◆ Given request
Show all lines that include the string "Section"; copy each one.

◆ Data provided
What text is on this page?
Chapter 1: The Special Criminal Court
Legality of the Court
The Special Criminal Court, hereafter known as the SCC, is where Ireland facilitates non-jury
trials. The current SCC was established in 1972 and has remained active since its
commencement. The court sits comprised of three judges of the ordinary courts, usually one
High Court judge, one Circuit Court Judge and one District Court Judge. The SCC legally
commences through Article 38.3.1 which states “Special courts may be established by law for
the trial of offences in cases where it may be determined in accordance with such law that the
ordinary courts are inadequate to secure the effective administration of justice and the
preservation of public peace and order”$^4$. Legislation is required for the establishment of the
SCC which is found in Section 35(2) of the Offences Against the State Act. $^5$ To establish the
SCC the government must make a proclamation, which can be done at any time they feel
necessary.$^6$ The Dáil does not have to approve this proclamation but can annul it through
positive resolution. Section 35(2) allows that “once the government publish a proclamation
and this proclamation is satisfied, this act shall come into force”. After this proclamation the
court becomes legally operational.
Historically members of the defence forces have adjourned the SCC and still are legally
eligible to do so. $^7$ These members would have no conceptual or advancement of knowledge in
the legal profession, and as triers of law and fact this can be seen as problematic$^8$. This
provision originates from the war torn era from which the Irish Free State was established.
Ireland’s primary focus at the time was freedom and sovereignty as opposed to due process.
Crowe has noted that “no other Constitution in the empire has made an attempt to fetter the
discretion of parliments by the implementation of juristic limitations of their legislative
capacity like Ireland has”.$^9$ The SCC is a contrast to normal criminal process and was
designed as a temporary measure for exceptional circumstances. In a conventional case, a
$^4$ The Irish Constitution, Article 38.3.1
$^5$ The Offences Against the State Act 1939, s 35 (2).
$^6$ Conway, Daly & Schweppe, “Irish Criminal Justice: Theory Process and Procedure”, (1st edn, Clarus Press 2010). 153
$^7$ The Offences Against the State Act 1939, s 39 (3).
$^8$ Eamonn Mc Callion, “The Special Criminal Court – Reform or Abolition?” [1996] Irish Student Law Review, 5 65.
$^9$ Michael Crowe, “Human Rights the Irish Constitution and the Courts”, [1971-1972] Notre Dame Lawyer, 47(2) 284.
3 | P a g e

◆ Exercise response
SCC which is found in Section 35(2) of the Offences Against the State Act. $^5$ To establish the
positive resolution. Section 35(2) allows that “once the government publish a proclamation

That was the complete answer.